What you need to do → Write out the records as a numbered list, beginning with their first line and stopping after the line that contains "(12-Jul-07 00:56:30) xyxy=(245,453,448,468)". Leave out any blank lines.
====
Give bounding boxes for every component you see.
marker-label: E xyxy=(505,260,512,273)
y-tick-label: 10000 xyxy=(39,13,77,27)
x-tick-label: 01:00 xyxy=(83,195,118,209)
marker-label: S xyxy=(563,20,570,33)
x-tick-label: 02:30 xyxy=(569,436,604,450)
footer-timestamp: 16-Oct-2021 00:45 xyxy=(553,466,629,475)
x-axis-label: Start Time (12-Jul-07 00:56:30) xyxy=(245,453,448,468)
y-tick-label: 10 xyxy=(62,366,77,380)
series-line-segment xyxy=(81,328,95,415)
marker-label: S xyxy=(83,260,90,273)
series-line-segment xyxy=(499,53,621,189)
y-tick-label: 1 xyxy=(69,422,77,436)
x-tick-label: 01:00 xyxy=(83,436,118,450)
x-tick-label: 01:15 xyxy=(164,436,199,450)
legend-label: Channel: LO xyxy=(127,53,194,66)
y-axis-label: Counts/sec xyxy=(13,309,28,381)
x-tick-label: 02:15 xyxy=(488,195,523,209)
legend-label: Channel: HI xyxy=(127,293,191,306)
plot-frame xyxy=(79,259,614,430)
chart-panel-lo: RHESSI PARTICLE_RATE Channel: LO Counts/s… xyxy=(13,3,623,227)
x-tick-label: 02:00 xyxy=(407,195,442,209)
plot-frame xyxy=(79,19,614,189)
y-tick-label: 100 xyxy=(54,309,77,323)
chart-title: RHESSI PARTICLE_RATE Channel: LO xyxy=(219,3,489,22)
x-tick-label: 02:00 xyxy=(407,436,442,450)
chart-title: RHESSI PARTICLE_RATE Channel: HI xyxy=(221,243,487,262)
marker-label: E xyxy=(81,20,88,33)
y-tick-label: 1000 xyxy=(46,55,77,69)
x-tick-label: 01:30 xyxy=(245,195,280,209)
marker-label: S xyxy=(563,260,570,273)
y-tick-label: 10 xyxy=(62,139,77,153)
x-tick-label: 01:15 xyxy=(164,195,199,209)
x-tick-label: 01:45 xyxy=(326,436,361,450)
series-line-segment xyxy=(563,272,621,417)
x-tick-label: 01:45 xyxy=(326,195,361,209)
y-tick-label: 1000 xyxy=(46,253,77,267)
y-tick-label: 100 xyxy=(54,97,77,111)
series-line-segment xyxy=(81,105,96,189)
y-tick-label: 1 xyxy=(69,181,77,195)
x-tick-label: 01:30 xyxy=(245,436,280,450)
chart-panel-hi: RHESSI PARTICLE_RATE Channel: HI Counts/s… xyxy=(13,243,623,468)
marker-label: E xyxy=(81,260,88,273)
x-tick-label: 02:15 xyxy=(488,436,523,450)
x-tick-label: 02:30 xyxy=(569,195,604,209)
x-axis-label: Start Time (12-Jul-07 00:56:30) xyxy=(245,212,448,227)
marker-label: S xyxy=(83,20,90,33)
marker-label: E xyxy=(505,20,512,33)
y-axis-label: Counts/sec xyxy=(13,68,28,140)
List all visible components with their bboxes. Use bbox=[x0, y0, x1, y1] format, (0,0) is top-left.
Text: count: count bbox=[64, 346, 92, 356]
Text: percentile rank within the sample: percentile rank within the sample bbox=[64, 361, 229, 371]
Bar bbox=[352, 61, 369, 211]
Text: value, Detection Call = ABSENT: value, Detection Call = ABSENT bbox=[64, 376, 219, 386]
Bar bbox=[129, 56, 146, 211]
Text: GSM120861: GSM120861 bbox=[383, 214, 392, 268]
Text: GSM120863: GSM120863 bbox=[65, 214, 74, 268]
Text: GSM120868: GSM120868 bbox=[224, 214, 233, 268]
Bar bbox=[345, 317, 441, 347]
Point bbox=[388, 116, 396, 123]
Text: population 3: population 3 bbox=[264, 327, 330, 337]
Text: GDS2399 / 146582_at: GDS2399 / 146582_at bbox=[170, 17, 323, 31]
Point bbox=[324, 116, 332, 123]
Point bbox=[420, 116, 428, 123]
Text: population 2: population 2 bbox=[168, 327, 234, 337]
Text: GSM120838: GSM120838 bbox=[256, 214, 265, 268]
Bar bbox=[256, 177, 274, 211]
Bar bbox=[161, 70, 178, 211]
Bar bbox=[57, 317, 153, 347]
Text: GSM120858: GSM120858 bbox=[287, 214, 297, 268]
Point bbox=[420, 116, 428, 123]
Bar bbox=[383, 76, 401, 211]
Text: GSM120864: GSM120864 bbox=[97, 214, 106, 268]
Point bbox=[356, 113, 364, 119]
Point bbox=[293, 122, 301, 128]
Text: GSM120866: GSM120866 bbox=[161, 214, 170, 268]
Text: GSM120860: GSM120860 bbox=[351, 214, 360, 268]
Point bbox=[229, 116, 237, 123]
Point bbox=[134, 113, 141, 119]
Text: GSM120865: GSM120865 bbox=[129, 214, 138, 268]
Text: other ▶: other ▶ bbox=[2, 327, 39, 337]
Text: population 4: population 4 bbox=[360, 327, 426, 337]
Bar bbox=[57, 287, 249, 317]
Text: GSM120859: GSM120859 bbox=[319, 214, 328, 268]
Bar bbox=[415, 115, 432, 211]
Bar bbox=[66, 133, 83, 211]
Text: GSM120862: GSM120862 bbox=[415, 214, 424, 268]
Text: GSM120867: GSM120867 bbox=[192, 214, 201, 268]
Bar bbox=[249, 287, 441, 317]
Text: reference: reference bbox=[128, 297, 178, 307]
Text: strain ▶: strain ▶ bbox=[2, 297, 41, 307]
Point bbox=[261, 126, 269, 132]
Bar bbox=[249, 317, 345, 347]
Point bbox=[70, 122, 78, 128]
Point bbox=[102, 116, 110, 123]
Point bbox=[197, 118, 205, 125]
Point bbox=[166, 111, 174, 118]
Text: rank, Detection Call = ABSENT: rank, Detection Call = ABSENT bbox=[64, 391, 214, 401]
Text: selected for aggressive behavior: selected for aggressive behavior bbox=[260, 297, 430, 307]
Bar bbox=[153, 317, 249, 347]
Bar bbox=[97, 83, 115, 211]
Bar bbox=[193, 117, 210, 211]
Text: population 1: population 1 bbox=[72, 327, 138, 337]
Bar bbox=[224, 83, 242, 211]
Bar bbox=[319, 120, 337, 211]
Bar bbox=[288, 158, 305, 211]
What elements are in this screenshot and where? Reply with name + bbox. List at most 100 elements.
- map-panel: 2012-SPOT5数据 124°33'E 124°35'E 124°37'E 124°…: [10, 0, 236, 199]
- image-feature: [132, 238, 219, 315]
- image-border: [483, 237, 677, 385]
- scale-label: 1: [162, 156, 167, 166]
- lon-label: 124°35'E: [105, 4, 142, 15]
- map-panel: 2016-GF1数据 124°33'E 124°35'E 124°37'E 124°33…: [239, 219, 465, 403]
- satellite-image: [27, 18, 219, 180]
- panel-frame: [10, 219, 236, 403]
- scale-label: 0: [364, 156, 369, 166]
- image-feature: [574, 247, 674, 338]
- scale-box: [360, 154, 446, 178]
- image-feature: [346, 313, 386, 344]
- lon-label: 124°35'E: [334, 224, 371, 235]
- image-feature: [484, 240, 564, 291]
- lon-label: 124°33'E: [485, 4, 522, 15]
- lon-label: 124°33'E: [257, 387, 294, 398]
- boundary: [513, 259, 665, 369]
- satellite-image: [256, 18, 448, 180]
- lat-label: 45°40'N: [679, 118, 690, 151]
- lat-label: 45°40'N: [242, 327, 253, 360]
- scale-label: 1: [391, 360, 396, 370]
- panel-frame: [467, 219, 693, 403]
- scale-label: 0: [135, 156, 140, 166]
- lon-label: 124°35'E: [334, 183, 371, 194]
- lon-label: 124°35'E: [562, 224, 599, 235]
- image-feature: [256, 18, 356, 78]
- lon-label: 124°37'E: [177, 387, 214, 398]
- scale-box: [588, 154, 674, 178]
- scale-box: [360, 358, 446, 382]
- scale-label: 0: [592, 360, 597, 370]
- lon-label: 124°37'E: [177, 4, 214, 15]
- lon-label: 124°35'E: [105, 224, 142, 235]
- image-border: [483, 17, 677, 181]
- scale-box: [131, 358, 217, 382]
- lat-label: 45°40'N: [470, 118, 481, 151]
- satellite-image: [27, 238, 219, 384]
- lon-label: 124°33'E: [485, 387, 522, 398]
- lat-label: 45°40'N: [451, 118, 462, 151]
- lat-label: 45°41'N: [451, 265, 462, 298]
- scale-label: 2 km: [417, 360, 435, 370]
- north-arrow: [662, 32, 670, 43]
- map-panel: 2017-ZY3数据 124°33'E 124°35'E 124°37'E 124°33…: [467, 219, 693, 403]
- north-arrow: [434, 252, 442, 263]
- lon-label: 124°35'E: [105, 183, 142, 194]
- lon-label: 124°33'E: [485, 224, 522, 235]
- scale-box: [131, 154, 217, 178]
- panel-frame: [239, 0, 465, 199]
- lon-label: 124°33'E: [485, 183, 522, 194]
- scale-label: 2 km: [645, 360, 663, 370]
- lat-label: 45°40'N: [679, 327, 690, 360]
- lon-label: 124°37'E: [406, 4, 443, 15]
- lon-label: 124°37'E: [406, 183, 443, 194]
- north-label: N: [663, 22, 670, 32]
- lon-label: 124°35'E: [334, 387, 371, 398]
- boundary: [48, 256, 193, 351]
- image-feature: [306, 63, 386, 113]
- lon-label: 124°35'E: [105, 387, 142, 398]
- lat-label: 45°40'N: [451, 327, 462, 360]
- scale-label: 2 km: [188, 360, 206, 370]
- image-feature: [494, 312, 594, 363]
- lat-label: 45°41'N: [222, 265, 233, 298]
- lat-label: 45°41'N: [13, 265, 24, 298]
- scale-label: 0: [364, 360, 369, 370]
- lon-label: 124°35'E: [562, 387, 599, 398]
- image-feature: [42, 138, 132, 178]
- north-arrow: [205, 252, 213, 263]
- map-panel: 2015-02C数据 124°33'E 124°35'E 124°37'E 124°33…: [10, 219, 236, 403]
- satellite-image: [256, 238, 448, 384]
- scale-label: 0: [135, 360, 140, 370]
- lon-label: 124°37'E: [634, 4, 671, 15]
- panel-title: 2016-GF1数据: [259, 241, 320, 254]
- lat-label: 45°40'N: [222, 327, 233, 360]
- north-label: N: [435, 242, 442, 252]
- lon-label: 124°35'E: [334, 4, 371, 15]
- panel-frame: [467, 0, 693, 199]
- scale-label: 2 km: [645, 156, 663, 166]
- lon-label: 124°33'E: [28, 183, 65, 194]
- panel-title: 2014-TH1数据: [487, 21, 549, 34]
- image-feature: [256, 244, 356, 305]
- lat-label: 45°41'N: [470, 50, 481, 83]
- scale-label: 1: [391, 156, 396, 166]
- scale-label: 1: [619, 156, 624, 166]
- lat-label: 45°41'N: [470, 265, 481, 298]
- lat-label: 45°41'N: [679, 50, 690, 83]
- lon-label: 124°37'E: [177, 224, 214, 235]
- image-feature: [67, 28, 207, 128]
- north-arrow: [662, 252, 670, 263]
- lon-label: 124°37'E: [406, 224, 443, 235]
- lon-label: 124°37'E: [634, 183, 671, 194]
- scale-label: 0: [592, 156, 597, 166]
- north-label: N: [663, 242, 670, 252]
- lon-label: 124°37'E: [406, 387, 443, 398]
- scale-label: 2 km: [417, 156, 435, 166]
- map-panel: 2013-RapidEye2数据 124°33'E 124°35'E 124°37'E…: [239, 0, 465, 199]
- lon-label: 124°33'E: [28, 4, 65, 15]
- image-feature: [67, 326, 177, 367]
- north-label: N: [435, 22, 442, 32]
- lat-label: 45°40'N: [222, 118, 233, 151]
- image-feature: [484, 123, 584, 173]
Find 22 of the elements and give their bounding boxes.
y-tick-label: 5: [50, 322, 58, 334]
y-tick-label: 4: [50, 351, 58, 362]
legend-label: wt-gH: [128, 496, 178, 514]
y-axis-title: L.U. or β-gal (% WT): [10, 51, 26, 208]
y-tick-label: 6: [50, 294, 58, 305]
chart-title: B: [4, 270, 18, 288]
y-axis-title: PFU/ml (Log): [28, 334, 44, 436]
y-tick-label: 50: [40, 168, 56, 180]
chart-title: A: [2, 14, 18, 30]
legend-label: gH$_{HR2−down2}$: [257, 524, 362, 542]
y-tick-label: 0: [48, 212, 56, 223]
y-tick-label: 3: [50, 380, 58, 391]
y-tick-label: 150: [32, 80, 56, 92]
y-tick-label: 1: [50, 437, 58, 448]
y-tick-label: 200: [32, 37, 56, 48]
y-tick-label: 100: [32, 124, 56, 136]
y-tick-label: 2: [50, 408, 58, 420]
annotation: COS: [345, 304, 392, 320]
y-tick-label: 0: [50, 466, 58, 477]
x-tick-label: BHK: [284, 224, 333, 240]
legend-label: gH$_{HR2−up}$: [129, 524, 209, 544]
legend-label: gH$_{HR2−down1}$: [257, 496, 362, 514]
====
Reply to the exercise →
1. Give bounding boxes for every component you see.
2. marker-label: E xyxy=(505,260,512,273)
3. y-tick-label: 10000 xyxy=(39,13,77,27)
4. x-tick-label: 01:00 xyxy=(83,195,118,209)
5. marker-label: S xyxy=(563,20,570,33)
6. x-tick-label: 02:30 xyxy=(569,436,604,450)
7. footer-timestamp: 16-Oct-2021 00:45 xyxy=(553,466,629,475)
8. x-axis-label: Start Time (12-Jul-07 00:56:30) xyxy=(245,453,448,468)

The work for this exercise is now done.